Aim 1: Duplicate the rows below word for word, everything from the first row down to the row containing "gallery-strip: ✗ Alongkorn", with both ends included.

Document passage:
START

Archiving Data From PostgreSQL to ClickHouse

Introduction

Every year, databases store more data than they did the year before. Also, regulatory requirements are forcing businesses to monitor all of their data and exercise control over its management and retention. This calls for efficient data management strategies.

Data archiving is the movement of inactive data from production systems to long-term storage or databases. Archival data is kept on databases or storage so it can always be reactivated.

This article provides general information about data archiving and creates an example scenario showing data transfer from PostgreSQL to ClickHouse.

Importance of Data Archiving

A data archiving strategy is a crucial component of the data lifecycle management policy because it gives you a way to preserve data while adhering to a reasonable storage budget. It also helps improve performance in production systems. The main advantages of the data archiving solutions are:

  • Increase capacity
  • Reduce storage load and costs while increasing productivity
  • Meet compliance requirements
  • Centralize discovery
  • Make backup easy
  • Manage and tier data

Data Tiering

Data lifecycle management processes manage the entire lifecycle of data, from when data is created until it is deleted. The term “data tiering” arose from moving data around different tiers or classes of storage within a storage system but has now expanded to mean archiving data from any source to any destination. We can classify the data into 3 main groups within the scope of data tiering. These are:

  • Hot Data: Data is accessed frequently and generally stored on fast storage in transactional databases.

END

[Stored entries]

START

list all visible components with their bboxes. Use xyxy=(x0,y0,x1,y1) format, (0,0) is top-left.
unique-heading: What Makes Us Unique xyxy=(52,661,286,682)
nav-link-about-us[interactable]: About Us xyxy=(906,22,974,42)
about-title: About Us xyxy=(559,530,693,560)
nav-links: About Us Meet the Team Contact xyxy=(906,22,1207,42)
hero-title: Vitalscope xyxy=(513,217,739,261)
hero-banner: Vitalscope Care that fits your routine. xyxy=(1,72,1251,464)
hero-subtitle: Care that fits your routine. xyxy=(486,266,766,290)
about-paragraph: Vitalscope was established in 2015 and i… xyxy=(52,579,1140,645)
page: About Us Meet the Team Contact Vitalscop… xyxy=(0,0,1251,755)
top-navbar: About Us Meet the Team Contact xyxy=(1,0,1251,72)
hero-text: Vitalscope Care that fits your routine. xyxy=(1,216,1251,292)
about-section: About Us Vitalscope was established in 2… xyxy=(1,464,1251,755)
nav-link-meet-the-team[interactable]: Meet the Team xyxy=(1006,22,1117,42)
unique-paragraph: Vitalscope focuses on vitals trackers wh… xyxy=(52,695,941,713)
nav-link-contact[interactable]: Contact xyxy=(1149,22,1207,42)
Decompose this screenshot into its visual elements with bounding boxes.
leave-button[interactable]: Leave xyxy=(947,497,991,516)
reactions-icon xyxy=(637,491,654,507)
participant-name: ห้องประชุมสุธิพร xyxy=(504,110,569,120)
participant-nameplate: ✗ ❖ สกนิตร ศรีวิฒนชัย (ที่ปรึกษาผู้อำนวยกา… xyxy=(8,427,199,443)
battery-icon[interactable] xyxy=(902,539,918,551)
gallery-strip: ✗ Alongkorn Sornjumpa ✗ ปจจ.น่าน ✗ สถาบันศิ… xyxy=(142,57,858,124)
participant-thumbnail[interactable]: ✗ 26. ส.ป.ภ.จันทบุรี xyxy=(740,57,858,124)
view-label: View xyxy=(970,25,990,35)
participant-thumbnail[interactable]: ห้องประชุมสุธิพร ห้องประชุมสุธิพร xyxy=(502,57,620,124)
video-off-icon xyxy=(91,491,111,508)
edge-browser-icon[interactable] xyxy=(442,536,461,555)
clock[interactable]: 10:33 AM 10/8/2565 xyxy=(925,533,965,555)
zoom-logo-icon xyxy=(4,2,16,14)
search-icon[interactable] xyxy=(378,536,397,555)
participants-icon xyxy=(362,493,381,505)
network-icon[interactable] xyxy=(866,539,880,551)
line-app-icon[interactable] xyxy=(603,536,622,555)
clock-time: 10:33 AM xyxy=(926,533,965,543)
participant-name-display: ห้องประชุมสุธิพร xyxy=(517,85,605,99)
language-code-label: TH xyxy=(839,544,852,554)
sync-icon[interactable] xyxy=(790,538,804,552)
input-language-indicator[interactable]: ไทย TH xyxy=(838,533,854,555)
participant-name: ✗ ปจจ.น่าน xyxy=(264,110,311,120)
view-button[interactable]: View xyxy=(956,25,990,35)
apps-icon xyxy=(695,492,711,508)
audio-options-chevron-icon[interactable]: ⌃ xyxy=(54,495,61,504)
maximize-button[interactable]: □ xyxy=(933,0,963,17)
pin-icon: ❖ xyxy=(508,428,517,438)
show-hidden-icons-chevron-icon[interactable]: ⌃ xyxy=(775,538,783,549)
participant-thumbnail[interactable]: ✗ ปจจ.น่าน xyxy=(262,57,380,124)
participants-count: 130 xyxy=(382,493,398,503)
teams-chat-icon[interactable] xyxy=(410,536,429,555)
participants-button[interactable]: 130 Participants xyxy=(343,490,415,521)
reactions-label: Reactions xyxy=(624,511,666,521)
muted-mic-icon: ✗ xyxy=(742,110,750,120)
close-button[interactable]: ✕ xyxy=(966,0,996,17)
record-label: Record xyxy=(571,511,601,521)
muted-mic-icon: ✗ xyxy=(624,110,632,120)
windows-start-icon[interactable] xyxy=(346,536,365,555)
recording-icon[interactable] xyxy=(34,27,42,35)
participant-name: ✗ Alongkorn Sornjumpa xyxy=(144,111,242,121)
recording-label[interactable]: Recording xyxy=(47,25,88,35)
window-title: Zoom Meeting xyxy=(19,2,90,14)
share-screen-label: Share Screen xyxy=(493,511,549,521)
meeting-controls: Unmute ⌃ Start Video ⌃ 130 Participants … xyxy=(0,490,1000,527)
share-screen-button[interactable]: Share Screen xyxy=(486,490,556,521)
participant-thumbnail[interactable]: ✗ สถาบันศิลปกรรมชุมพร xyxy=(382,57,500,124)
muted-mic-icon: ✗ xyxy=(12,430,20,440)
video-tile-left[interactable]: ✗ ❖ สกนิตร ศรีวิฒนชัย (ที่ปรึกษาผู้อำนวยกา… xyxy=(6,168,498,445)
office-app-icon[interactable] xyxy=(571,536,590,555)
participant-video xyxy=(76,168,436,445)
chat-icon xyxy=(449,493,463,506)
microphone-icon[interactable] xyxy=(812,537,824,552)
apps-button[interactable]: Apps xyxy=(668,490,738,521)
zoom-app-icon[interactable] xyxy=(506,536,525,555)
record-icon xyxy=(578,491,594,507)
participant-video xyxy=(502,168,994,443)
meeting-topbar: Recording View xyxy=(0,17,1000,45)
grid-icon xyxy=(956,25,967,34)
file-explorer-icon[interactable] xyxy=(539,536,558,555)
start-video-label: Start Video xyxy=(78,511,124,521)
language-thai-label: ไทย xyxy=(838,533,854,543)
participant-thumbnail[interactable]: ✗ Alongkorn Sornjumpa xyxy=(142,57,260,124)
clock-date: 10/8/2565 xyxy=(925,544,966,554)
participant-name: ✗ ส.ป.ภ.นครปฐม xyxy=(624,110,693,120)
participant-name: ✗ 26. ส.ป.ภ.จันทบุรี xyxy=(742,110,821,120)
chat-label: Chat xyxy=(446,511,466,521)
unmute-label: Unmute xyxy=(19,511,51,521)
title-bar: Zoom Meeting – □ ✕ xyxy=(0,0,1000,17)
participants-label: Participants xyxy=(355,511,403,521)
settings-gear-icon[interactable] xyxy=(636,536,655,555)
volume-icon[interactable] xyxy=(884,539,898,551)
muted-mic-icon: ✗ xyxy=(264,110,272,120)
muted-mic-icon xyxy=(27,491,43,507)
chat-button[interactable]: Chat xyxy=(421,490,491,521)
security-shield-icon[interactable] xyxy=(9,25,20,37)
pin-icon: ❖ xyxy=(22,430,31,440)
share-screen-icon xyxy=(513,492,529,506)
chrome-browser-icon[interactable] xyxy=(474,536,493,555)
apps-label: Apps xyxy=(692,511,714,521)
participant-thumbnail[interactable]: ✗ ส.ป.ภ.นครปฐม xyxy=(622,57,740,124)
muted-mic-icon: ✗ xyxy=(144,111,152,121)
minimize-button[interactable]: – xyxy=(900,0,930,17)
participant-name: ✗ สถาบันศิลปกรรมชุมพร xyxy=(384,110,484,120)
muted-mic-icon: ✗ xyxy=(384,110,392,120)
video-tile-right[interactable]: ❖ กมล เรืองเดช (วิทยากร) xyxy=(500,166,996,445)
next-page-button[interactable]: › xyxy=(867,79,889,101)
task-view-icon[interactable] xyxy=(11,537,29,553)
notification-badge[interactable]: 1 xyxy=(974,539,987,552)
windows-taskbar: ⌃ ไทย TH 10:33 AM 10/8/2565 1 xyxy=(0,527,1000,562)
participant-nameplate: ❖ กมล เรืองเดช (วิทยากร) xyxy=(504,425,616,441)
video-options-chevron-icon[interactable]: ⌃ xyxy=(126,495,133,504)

END

Aim 2: From the article on archiving PostgreSQL data to ClickHouse, set down everything from "Data archiving is" down to "always be reactivated." word for word.

Task solution 1:
list all visible components with their bboxes. Use xyxy=(x0,y0,x1,y1) format, (0,0) is top-left.
unique-heading: What Makes Us Unique xyxy=(52,661,286,682)
nav-link-about-us[interactable]: About Us xyxy=(906,22,974,42)
about-title: About Us xyxy=(559,530,693,560)
nav-links: About Us Meet the Team Contact xyxy=(906,22,1207,42)
hero-title: Vitalscope xyxy=(513,217,739,261)
hero-banner: Vitalscope Care that fits your routine. xyxy=(1,72,1251,464)
hero-subtitle: Care that fits your routine. xyxy=(486,266,766,290)
about-paragraph: Vitalscope was established in 2015 and i… xyxy=(52,579,1140,645)
page: About Us Meet the Team Contact Vitalscop… xyxy=(0,0,1251,755)
top-navbar: About Us Meet the Team Contact xyxy=(1,0,1251,72)
hero-text: Vitalscope Care that fits your routine. xyxy=(1,216,1251,292)
about-section: About Us Vitalscope was established in 2… xyxy=(1,464,1251,755)
nav-link-meet-the-team[interactable]: Meet the Team xyxy=(1006,22,1117,42)
unique-paragraph: Vitalscope focuses on vitals trackers wh… xyxy=(52,695,941,713)
nav-link-contact[interactable]: Contact xyxy=(1149,22,1207,42)
Decompose this screenshot into its visual elements with bounding boxes.
leave-button[interactable]: Leave xyxy=(947,497,991,516)
reactions-icon xyxy=(637,491,654,507)
participant-name: ห้องประชุมสุธิพร xyxy=(504,110,569,120)
participant-nameplate: ✗ ❖ สกนิตร ศรีวิฒนชัย (ที่ปรึกษาผู้อำนวยกา… xyxy=(8,427,199,443)
battery-icon[interactable] xyxy=(902,539,918,551)
gallery-strip: ✗ Alongkorn Sornjumpa ✗ ปจจ.น่าน ✗ สถาบันศิ… xyxy=(142,57,858,124)

Task solution 2:
Data archiving is the movement of inactive data from production systems to long-term storage or databases. Archival data is kept on databases or storage so it can always be reactivated.